--- Exercise ---
Determine how many lines include "makes". Give the number and nothing else.

--- Extracted material ---
===

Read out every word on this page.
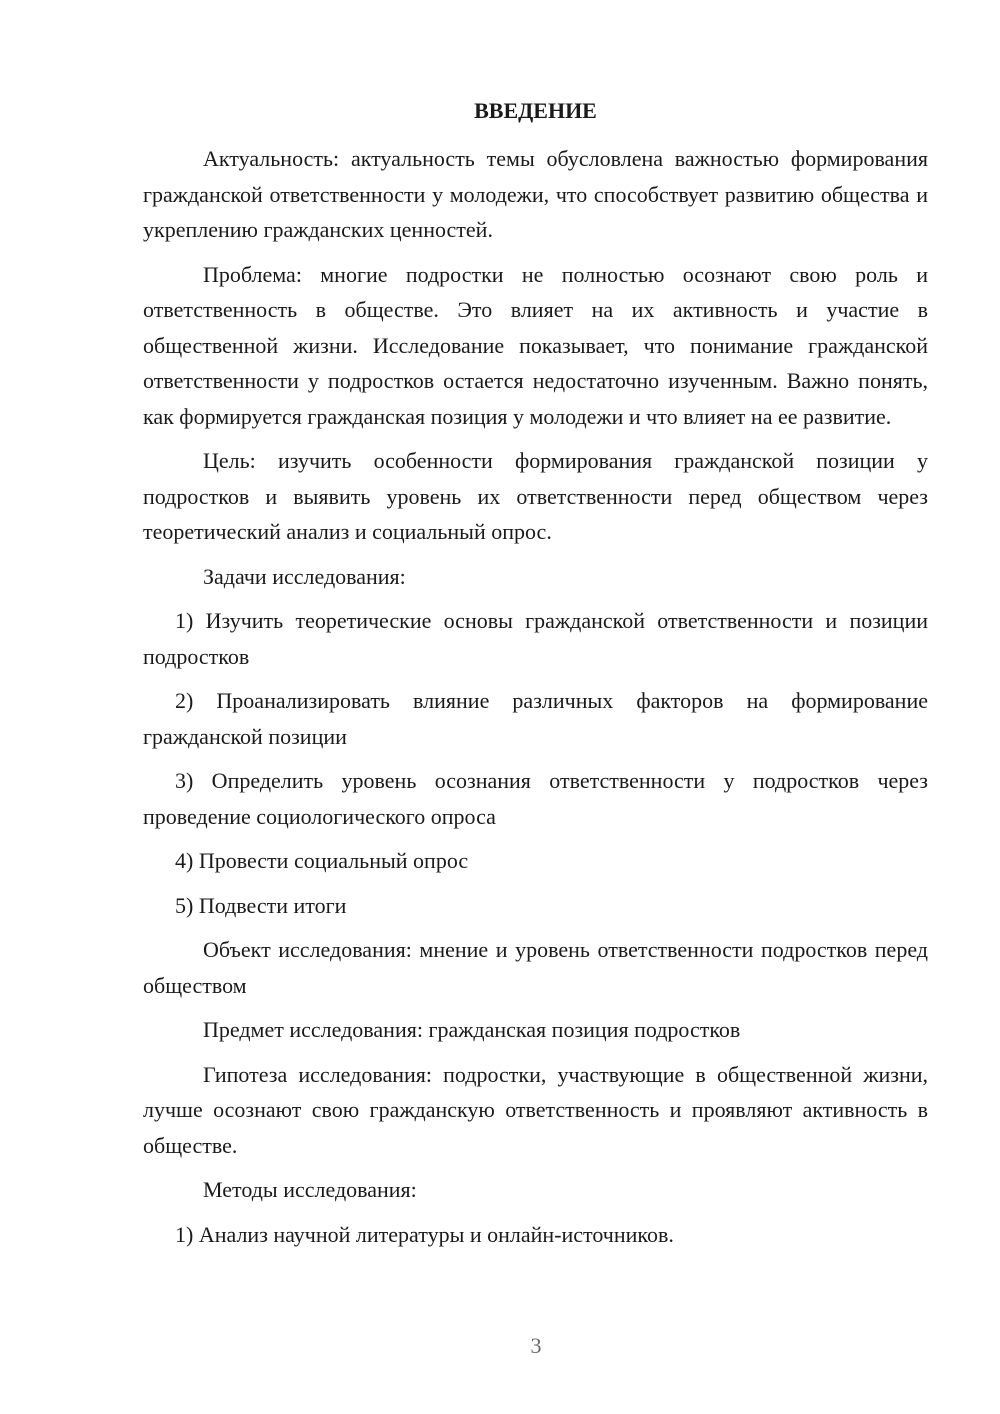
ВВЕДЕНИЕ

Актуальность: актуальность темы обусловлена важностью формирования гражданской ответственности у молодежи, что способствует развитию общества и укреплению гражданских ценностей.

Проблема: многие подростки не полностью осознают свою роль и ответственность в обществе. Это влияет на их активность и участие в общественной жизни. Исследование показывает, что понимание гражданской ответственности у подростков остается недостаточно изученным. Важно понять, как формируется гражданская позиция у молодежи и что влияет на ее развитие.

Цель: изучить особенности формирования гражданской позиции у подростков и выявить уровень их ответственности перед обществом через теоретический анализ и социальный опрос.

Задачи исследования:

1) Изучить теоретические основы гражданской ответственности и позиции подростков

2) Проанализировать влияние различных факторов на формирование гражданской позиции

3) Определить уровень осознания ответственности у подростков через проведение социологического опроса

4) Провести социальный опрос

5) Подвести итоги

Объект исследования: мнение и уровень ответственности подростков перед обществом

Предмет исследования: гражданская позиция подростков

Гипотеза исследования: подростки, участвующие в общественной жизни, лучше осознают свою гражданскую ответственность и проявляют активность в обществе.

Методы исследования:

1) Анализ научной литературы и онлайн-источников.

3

===

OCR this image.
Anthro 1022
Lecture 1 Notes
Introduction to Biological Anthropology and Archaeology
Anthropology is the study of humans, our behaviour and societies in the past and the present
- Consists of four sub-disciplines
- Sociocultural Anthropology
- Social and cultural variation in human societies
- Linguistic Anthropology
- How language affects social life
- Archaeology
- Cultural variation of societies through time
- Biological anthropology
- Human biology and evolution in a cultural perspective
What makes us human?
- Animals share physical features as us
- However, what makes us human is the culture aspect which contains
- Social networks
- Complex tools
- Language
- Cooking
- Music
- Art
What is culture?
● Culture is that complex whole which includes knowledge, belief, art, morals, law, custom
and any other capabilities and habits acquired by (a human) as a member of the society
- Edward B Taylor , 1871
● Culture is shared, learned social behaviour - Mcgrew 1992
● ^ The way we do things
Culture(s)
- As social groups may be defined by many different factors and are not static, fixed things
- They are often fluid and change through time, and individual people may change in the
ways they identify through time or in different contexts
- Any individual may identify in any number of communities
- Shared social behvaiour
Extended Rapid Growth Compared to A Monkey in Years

===

--- Answer to the task ---
2